— STATED PROBLEM —
With the pictures omitted, write out the entries that follow exactly as they stand.

— DATA FOR THIS EXERCISE —

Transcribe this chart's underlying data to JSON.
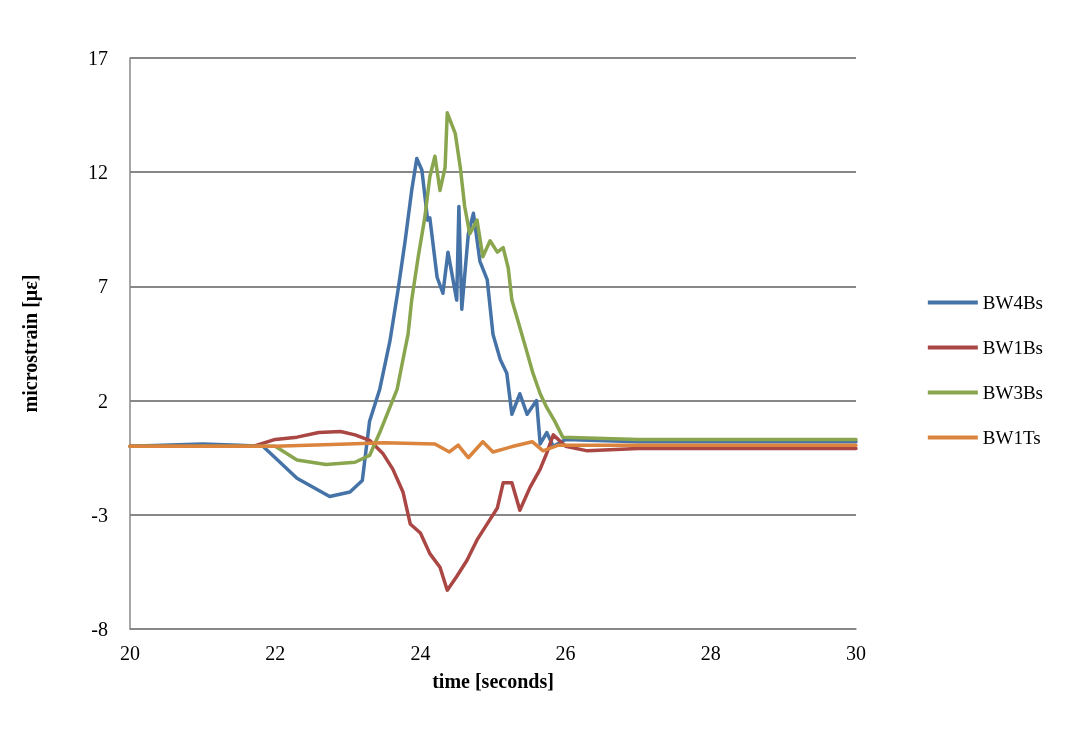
{
  "chart_data": {
    "type": "line",
    "xlabel": "time [seconds]",
    "ylabel": "microstrain [με]",
    "xlim": [
      20,
      30
    ],
    "xticks": [
      20,
      22,
      24,
      26,
      28,
      30
    ],
    "ylim": [
      -8,
      17
    ],
    "yticks": [
      -8,
      -3,
      2,
      7,
      12,
      17
    ],
    "grid": "y",
    "legend": "right",
    "marker": "none",
    "line_style": "solid",
    "series": [
      {
        "name": "BW4Bs",
        "color": "#4573a7",
        "x": [
          20,
          21,
          21.5,
          21.83,
          22.0,
          22.3,
          22.75,
          23.03,
          23.2,
          23.3,
          23.44,
          23.58,
          23.69,
          23.79,
          23.88,
          23.95,
          24.02,
          24.1,
          24.13,
          24.23,
          24.31,
          24.38,
          24.5,
          24.53,
          24.57,
          24.66,
          24.73,
          24.82,
          24.92,
          25.0,
          25.1,
          25.19,
          25.26,
          25.37,
          25.47,
          25.6,
          25.65,
          25.74,
          25.83,
          26.0,
          27,
          28,
          29,
          30
        ],
        "values": [
          0,
          0.1,
          0.05,
          0,
          -0.5,
          -1.4,
          -2.2,
          -2.0,
          -1.5,
          1.1,
          2.5,
          4.6,
          6.8,
          9.0,
          11.2,
          12.6,
          12.1,
          9.9,
          10.0,
          7.4,
          6.7,
          8.5,
          6.4,
          10.5,
          6.0,
          9.3,
          10.2,
          8.1,
          7.3,
          4.9,
          3.8,
          3.2,
          1.4,
          2.3,
          1.4,
          2.0,
          0.1,
          0.6,
          0,
          0.3,
          0.2,
          0.2,
          0.2,
          0.2
        ]
      },
      {
        "name": "BW1Bs",
        "color": "#aa4643",
        "x": [
          20,
          21,
          21.7,
          22.0,
          22.3,
          22.6,
          22.9,
          23.1,
          23.3,
          23.48,
          23.62,
          23.76,
          23.86,
          24.0,
          24.13,
          24.27,
          24.37,
          24.5,
          24.64,
          24.78,
          24.92,
          25.06,
          25.14,
          25.26,
          25.37,
          25.51,
          25.65,
          25.74,
          25.83,
          26.0,
          26.3,
          27,
          28,
          29,
          30
        ],
        "values": [
          0,
          0,
          0,
          0.3,
          0.4,
          0.6,
          0.65,
          0.5,
          0.26,
          -0.3,
          -1.0,
          -2.0,
          -3.4,
          -3.8,
          -4.7,
          -5.3,
          -6.3,
          -5.7,
          -5.0,
          -4.1,
          -3.4,
          -2.7,
          -1.6,
          -1.6,
          -2.8,
          -1.8,
          -1.0,
          -0.3,
          0.5,
          0,
          -0.2,
          -0.1,
          -0.1,
          -0.1,
          -0.1
        ]
      },
      {
        "name": "BW3Bs",
        "color": "#89a54e",
        "x": [
          20,
          21,
          22.0,
          22.3,
          22.7,
          23.1,
          23.3,
          23.44,
          23.68,
          23.76,
          23.83,
          23.88,
          23.97,
          24.06,
          24.13,
          24.2,
          24.27,
          24.34,
          24.37,
          24.43,
          24.48,
          24.55,
          24.61,
          24.68,
          24.78,
          24.86,
          24.96,
          25.06,
          25.14,
          25.21,
          25.26,
          25.37,
          25.47,
          25.55,
          25.65,
          25.74,
          25.85,
          25.96,
          27,
          28,
          29,
          30
        ],
        "values": [
          0,
          0,
          0,
          -0.6,
          -0.8,
          -0.7,
          -0.4,
          0.6,
          2.5,
          3.8,
          4.9,
          6.4,
          8.3,
          10.0,
          11.8,
          12.7,
          11.2,
          12.2,
          14.6,
          14.1,
          13.7,
          12.2,
          10.5,
          9.3,
          9.9,
          8.3,
          9.0,
          8.5,
          8.7,
          7.8,
          6.4,
          5.2,
          4.1,
          3.2,
          2.3,
          1.7,
          1.1,
          0.4,
          0.3,
          0.3,
          0.3,
          0.3
        ]
      },
      {
        "name": "BW1Ts",
        "color": "#db843d",
        "x": [
          20,
          22,
          23,
          23.5,
          24.2,
          24.4,
          24.52,
          24.66,
          24.86,
          25.0,
          25.28,
          25.54,
          25.69,
          25.9,
          27,
          30
        ],
        "values": [
          0,
          0,
          0.1,
          0.15,
          0.1,
          -0.25,
          0.05,
          -0.5,
          0.2,
          -0.25,
          0,
          0.2,
          -0.2,
          0.05,
          0.05,
          0.05
        ]
      }
    ]
  }
}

— THE ANSWER —
Transcribe this chart's underlying data to JSON.
{
  "chart_data": {
    "type": "line",
    "xlabel": "time [seconds]",
    "ylabel": "microstrain [με]",
    "xlim": [
      20,
      30
    ],
    "xticks": [
      20,
      22,
      24,
      26,
      28,
      30
    ],
    "ylim": [
      -8,
      17
    ],
    "yticks": [
      -8,
      -3,
      2,
      7,
      12,
      17
    ],
    "grid": "y",
    "legend": "right",
    "marker": "none",
    "line_style": "solid",
    "series": [
      {
        "name": "BW4Bs",
        "color": "#4573a7",
        "x": [
          20,
          21,
          21.5,
          21.83,
          22.0,
          22.3,
          22.75,
          23.03,
          23.2,
          23.3,
          23.44,
          23.58,
          23.69,
          23.79,
          23.88,
          23.95,
          24.02,
          24.1,
          24.13,
          24.23,
          24.31,
          24.38,
          24.5,
          24.53,
          24.57,
          24.66,
          24.73,
          24.82,
          24.92,
          25.0,
          25.1,
          25.19,
          25.26,
          25.37,
          25.47,
          25.6,
          25.65,
          25.74,
          25.83,
          26.0,
          27,
          28,
          29,
          30
        ],
        "values": [
          0,
          0.1,
          0.05,
          0,
          -0.5,
          -1.4,
          -2.2,
          -2.0,
          -1.5,
          1.1,
          2.5,
          4.6,
          6.8,
          9.0,
          11.2,
          12.6,
          12.1,
          9.9,
          10.0,
          7.4,
          6.7,
          8.5,
          6.4,
          10.5,
          6.0,
          9.3,
          10.2,
          8.1,
          7.3,
          4.9,
          3.8,
          3.2,
          1.4,
          2.3,
          1.4,
          2.0,
          0.1,
          0.6,
          0,
          0.3,
          0.2,
          0.2,
          0.2,
          0.2
        ]
      },
      {
        "name": "BW1Bs",
        "color": "#aa4643",
        "x": [
          20,
          21,
          21.7,
          22.0,
          22.3,
          22.6,
          22.9,
          23.1,
          23.3,
          23.48,
          23.62,
          23.76,
          23.86,
          24.0,
          24.13,
          24.27,
          24.37,
          24.5,
          24.64,
          24.78,
          24.92,
          25.06,
          25.14,
          25.26,
          25.37,
          25.51,
          25.65,
          25.74,
          25.83,
          26.0,
          26.3,
          27,
          28,
          29,
          30
        ],
        "values": [
          0,
          0,
          0,
          0.3,
          0.4,
          0.6,
          0.65,
          0.5,
          0.26,
          -0.3,
          -1.0,
          -2.0,
          -3.4,
          -3.8,
          -4.7,
          -5.3,
          -6.3,
          -5.7,
          -5.0,
          -4.1,
          -3.4,
          -2.7,
          -1.6,
          -1.6,
          -2.8,
          -1.8,
          -1.0,
          -0.3,
          0.5,
          0,
          -0.2,
          -0.1,
          -0.1,
          -0.1,
          -0.1
        ]
      },
      {
        "name": "BW3Bs",
        "color": "#89a54e",
        "x": [
          20,
          21,
          22.0,
          22.3,
          22.7,
          23.1,
          23.3,
          23.44,
          23.68,
          23.76,
          23.83,
          23.88,
          23.97,
          24.06,
          24.13,
          24.2,
          24.27,
          24.34,
          24.37,
          24.43,
          24.48,
          24.55,
          24.61,
          24.68,
          24.78,
          24.86,
          24.96,
          25.06,
          25.14,
          25.21,
          25.26,
          25.37,
          25.47,
          25.55,
          25.65,
          25.74,
          25.85,
          25.96,
          27,
          28,
          29,
          30
        ],
        "values": [
          0,
          0,
          0,
          -0.6,
          -0.8,
          -0.7,
          -0.4,
          0.6,
          2.5,
          3.8,
          4.9,
          6.4,
          8.3,
          10.0,
          11.8,
          12.7,
          11.2,
          12.2,
          14.6,
          14.1,
          13.7,
          12.2,
          10.5,
          9.3,
          9.9,
          8.3,
          9.0,
          8.5,
          8.7,
          7.8,
          6.4,
          5.2,
          4.1,
          3.2,
          2.3,
          1.7,
          1.1,
          0.4,
          0.3,
          0.3,
          0.3,
          0.3
        ]
      },
      {
        "name": "BW1Ts",
        "color": "#db843d",
        "x": [
          20,
          22,
          23,
          23.5,
          24.2,
          24.4,
          24.52,
          24.66,
          24.86,
          25.0,
          25.28,
          25.54,
          25.69,
          25.9,
          27,
          30
        ],
        "values": [
          0,
          0,
          0.1,
          0.15,
          0.1,
          -0.25,
          0.05,
          -0.5,
          0.2,
          -0.25,
          0,
          0.2,
          -0.2,
          0.05,
          0.05,
          0.05
        ]
      }
    ]
  }
}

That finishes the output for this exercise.